GIVEN INFORMATION
· · · ·

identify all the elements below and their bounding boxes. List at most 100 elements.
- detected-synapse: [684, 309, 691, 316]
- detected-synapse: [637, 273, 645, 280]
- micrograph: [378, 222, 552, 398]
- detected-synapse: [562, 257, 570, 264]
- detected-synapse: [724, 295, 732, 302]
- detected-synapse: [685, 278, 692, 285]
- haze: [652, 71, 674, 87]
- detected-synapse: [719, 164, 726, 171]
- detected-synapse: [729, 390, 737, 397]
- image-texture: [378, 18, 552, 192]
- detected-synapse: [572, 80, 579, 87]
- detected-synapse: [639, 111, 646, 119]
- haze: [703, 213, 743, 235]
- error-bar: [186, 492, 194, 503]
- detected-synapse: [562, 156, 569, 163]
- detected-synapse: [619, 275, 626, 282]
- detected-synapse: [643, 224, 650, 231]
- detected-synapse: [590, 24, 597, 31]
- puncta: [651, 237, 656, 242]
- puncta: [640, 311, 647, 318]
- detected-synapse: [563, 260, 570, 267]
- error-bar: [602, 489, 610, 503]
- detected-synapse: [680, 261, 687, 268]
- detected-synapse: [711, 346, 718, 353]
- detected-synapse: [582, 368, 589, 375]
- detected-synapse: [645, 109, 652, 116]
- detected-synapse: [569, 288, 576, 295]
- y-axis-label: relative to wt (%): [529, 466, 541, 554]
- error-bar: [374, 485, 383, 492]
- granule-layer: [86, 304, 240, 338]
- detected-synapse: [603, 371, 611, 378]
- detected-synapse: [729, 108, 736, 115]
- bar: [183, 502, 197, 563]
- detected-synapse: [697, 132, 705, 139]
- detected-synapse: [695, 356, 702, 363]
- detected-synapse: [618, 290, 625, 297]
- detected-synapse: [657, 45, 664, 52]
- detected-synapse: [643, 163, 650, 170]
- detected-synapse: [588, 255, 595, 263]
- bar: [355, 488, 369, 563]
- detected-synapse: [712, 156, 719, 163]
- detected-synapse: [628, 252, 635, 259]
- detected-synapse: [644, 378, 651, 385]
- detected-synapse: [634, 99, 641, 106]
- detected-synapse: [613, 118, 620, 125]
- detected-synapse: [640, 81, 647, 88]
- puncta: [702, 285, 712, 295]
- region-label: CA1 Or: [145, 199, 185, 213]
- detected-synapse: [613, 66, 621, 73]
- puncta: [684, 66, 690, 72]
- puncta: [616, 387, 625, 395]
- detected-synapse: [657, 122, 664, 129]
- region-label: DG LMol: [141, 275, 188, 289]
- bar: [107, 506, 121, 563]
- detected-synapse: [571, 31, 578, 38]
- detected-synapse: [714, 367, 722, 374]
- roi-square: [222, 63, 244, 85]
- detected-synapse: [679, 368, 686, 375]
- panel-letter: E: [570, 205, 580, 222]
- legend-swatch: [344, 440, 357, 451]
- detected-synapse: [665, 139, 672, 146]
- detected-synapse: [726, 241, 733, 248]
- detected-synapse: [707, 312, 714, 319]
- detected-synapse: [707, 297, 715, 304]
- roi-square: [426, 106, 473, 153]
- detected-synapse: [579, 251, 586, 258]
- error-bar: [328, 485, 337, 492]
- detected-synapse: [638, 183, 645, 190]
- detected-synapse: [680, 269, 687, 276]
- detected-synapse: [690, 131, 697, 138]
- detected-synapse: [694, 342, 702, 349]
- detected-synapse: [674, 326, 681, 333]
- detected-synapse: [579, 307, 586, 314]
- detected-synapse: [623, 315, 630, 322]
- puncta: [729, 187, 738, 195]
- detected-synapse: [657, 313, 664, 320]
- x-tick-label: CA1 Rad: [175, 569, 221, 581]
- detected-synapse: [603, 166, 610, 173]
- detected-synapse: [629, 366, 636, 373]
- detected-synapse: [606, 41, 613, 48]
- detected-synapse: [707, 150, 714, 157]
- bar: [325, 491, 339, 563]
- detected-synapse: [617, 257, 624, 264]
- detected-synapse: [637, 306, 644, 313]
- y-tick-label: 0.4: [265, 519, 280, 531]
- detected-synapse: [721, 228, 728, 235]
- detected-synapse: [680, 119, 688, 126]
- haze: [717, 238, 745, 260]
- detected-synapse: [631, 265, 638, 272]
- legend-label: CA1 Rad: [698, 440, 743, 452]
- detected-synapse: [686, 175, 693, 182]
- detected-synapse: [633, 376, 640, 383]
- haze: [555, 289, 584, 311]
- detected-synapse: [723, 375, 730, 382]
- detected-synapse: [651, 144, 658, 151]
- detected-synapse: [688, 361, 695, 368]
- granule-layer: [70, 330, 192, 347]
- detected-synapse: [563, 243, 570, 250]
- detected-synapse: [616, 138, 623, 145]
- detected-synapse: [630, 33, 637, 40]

· · · ·

TASK GOAL
Reproduce every line of the listing above verbatim, from the first line to the last, with no changes.

SOLUTION
identify all the elements below and their bounding boxes. List at most 100 elements.
- detected-synapse: [684, 309, 691, 316]
- detected-synapse: [637, 273, 645, 280]
- micrograph: [378, 222, 552, 398]
- detected-synapse: [562, 257, 570, 264]
- detected-synapse: [724, 295, 732, 302]
- detected-synapse: [685, 278, 692, 285]
- haze: [652, 71, 674, 87]
- detected-synapse: [719, 164, 726, 171]
- detected-synapse: [729, 390, 737, 397]
- image-texture: [378, 18, 552, 192]
- detected-synapse: [572, 80, 579, 87]
- detected-synapse: [639, 111, 646, 119]
- haze: [703, 213, 743, 235]
- error-bar: [186, 492, 194, 503]
- detected-synapse: [562, 156, 569, 163]
- detected-synapse: [619, 275, 626, 282]
- detected-synapse: [643, 224, 650, 231]
- detected-synapse: [590, 24, 597, 31]
- puncta: [651, 237, 656, 242]
- puncta: [640, 311, 647, 318]
- detected-synapse: [563, 260, 570, 267]
- error-bar: [602, 489, 610, 503]
- detected-synapse: [680, 261, 687, 268]
- detected-synapse: [711, 346, 718, 353]
- detected-synapse: [582, 368, 589, 375]
- detected-synapse: [645, 109, 652, 116]
- detected-synapse: [569, 288, 576, 295]
- y-axis-label: relative to wt (%): [529, 466, 541, 554]
- error-bar: [374, 485, 383, 492]
- granule-layer: [86, 304, 240, 338]
- detected-synapse: [603, 371, 611, 378]
- detected-synapse: [729, 108, 736, 115]
- bar: [183, 502, 197, 563]
- detected-synapse: [697, 132, 705, 139]
- detected-synapse: [695, 356, 702, 363]
- detected-synapse: [618, 290, 625, 297]
- detected-synapse: [657, 45, 664, 52]
- detected-synapse: [643, 163, 650, 170]
- detected-synapse: [588, 255, 595, 263]
- bar: [355, 488, 369, 563]
- detected-synapse: [712, 156, 719, 163]
- detected-synapse: [628, 252, 635, 259]
- detected-synapse: [644, 378, 651, 385]
- detected-synapse: [634, 99, 641, 106]
- detected-synapse: [613, 118, 620, 125]
- detected-synapse: [640, 81, 647, 88]
- puncta: [702, 285, 712, 295]
- region-label: CA1 Or: [145, 199, 185, 213]
- detected-synapse: [613, 66, 621, 73]
- puncta: [684, 66, 690, 72]
- puncta: [616, 387, 625, 395]
- detected-synapse: [657, 122, 664, 129]
- region-label: DG LMol: [141, 275, 188, 289]
- bar: [107, 506, 121, 563]
- detected-synapse: [571, 31, 578, 38]
- detected-synapse: [714, 367, 722, 374]
- roi-square: [222, 63, 244, 85]
- detected-synapse: [679, 368, 686, 375]
- panel-letter: E: [570, 205, 580, 222]
- legend-swatch: [344, 440, 357, 451]
- detected-synapse: [665, 139, 672, 146]
- detected-synapse: [726, 241, 733, 248]
- detected-synapse: [707, 312, 714, 319]
- detected-synapse: [707, 297, 715, 304]
- roi-square: [426, 106, 473, 153]
- detected-synapse: [579, 251, 586, 258]
- error-bar: [328, 485, 337, 492]
- detected-synapse: [638, 183, 645, 190]
- detected-synapse: [680, 269, 687, 276]
- detected-synapse: [690, 131, 697, 138]
- detected-synapse: [694, 342, 702, 349]
- detected-synapse: [674, 326, 681, 333]
- detected-synapse: [579, 307, 586, 314]
- detected-synapse: [623, 315, 630, 322]
- puncta: [729, 187, 738, 195]
- detected-synapse: [657, 313, 664, 320]
- x-tick-label: CA1 Rad: [175, 569, 221, 581]
- detected-synapse: [603, 166, 610, 173]
- detected-synapse: [629, 366, 636, 373]
- detected-synapse: [606, 41, 613, 48]
- detected-synapse: [707, 150, 714, 157]
- bar: [325, 491, 339, 563]
- detected-synapse: [617, 257, 624, 264]
- detected-synapse: [637, 306, 644, 313]
- y-tick-label: 0.4: [265, 519, 280, 531]
- detected-synapse: [721, 228, 728, 235]
- detected-synapse: [680, 119, 688, 126]
- haze: [717, 238, 745, 260]
- detected-synapse: [631, 265, 638, 272]
- legend-label: CA1 Rad: [698, 440, 743, 452]
- detected-synapse: [686, 175, 693, 182]
- detected-synapse: [633, 376, 640, 383]
- haze: [555, 289, 584, 311]
- detected-synapse: [723, 375, 730, 382]
- detected-synapse: [651, 144, 658, 151]
- detected-synapse: [688, 361, 695, 368]
- granule-layer: [70, 330, 192, 347]
- detected-synapse: [563, 243, 570, 250]
- detected-synapse: [616, 138, 623, 145]
- detected-synapse: [630, 33, 637, 40]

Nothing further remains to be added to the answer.